─── SOURCE MATERIAL ───

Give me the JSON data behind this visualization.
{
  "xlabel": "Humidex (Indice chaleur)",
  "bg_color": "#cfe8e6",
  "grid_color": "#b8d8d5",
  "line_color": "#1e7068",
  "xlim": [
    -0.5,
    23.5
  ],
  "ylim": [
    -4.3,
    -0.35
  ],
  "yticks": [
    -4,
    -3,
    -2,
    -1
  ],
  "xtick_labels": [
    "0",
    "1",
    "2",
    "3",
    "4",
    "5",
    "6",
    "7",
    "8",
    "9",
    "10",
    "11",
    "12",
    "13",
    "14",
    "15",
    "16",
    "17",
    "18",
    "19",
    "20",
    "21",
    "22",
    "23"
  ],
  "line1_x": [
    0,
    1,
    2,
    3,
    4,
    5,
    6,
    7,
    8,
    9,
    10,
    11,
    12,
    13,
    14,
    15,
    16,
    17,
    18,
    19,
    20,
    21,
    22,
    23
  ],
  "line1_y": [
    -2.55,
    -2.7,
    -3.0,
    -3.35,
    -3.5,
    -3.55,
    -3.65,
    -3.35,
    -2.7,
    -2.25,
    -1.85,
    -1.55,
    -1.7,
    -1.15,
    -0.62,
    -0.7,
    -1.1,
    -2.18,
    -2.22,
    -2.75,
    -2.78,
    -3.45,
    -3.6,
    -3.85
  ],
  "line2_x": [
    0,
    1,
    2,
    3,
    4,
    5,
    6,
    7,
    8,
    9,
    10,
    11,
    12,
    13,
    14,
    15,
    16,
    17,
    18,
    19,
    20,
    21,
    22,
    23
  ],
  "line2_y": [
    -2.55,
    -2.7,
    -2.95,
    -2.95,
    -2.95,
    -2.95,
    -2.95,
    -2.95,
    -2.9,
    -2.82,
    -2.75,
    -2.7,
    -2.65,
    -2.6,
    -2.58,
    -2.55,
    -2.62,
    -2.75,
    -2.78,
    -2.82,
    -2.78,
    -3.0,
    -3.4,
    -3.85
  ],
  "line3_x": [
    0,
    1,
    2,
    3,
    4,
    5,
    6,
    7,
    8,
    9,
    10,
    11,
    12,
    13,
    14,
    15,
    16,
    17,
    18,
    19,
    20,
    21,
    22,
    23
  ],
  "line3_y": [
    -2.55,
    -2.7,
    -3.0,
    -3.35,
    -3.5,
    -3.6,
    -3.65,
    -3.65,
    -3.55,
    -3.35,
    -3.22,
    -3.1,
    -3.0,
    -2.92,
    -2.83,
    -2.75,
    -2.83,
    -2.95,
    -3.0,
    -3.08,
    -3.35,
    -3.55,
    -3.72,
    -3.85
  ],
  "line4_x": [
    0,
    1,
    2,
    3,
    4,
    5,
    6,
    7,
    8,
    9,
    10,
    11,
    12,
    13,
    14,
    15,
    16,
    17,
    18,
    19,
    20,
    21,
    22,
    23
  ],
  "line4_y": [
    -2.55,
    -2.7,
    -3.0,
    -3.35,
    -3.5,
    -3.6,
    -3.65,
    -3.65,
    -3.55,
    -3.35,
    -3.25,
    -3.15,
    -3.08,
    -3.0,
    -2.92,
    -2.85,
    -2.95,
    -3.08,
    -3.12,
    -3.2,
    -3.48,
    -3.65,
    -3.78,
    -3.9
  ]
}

───

● WHAT IS NEEDED
Copy all of the data. Keep every word exactly as it is.

● WRITTEN SOLUTION
Give me the JSON data behind this visualization.
{
  "xlabel": "Humidex (Indice chaleur)",
  "bg_color": "#cfe8e6",
  "grid_color": "#b8d8d5",
  "line_color": "#1e7068",
  "xlim": [
    -0.5,
    23.5
  ],
  "ylim": [
    -4.3,
    -0.35
  ],
  "yticks": [
    -4,
    -3,
    -2,
    -1
  ],
  "xtick_labels": [
    "0",
    "1",
    "2",
    "3",
    "4",
    "5",
    "6",
    "7",
    "8",
    "9",
    "10",
    "11",
    "12",
    "13",
    "14",
    "15",
    "16",
    "17",
    "18",
    "19",
    "20",
    "21",
    "22",
    "23"
  ],
  "line1_x": [
    0,
    1,
    2,
    3,
    4,
    5,
    6,
    7,
    8,
    9,
    10,
    11,
    12,
    13,
    14,
    15,
    16,
    17,
    18,
    19,
    20,
    21,
    22,
    23
  ],
  "line1_y": [
    -2.55,
    -2.7,
    -3.0,
    -3.35,
    -3.5,
    -3.55,
    -3.65,
    -3.35,
    -2.7,
    -2.25,
    -1.85,
    -1.55,
    -1.7,
    -1.15,
    -0.62,
    -0.7,
    -1.1,
    -2.18,
    -2.22,
    -2.75,
    -2.78,
    -3.45,
    -3.6,
    -3.85
  ],
  "line2_x": [
    0,
    1,
    2,
    3,
    4,
    5,
    6,
    7,
    8,
    9,
    10,
    11,
    12,
    13,
    14,
    15,
    16,
    17,
    18,
    19,
    20,
    21,
    22,
    23
  ],
  "line2_y": [
    -2.55,
    -2.7,
    -2.95,
    -2.95,
    -2.95,
    -2.95,
    -2.95,
    -2.95,
    -2.9,
    -2.82,
    -2.75,
    -2.7,
    -2.65,
    -2.6,
    -2.58,
    -2.55,
    -2.62,
    -2.75,
    -2.78,
    -2.82,
    -2.78,
    -3.0,
    -3.4,
    -3.85
  ],
  "line3_x": [
    0,
    1,
    2,
    3,
    4,
    5,
    6,
    7,
    8,
    9,
    10,
    11,
    12,
    13,
    14,
    15,
    16,
    17,
    18,
    19,
    20,
    21,
    22,
    23
  ],
  "line3_y": [
    -2.55,
    -2.7,
    -3.0,
    -3.35,
    -3.5,
    -3.6,
    -3.65,
    -3.65,
    -3.55,
    -3.35,
    -3.22,
    -3.1,
    -3.0,
    -2.92,
    -2.83,
    -2.75,
    -2.83,
    -2.95,
    -3.0,
    -3.08,
    -3.35,
    -3.55,
    -3.72,
    -3.85
  ],
  "line4_x": [
    0,
    1,
    2,
    3,
    4,
    5,
    6,
    7,
    8,
    9,
    10,
    11,
    12,
    13,
    14,
    15,
    16,
    17,
    18,
    19,
    20,
    21,
    22,
    23
  ],
  "line4_y": [
    -2.55,
    -2.7,
    -3.0,
    -3.35,
    -3.5,
    -3.6,
    -3.65,
    -3.65,
    -3.55,
    -3.35,
    -3.25,
    -3.15,
    -3.08,
    -3.0,
    -2.92,
    -2.85,
    -2.95,
    -3.08,
    -3.12,
    -3.2,
    -3.48,
    -3.65,
    -3.78,
    -3.9
  ]
}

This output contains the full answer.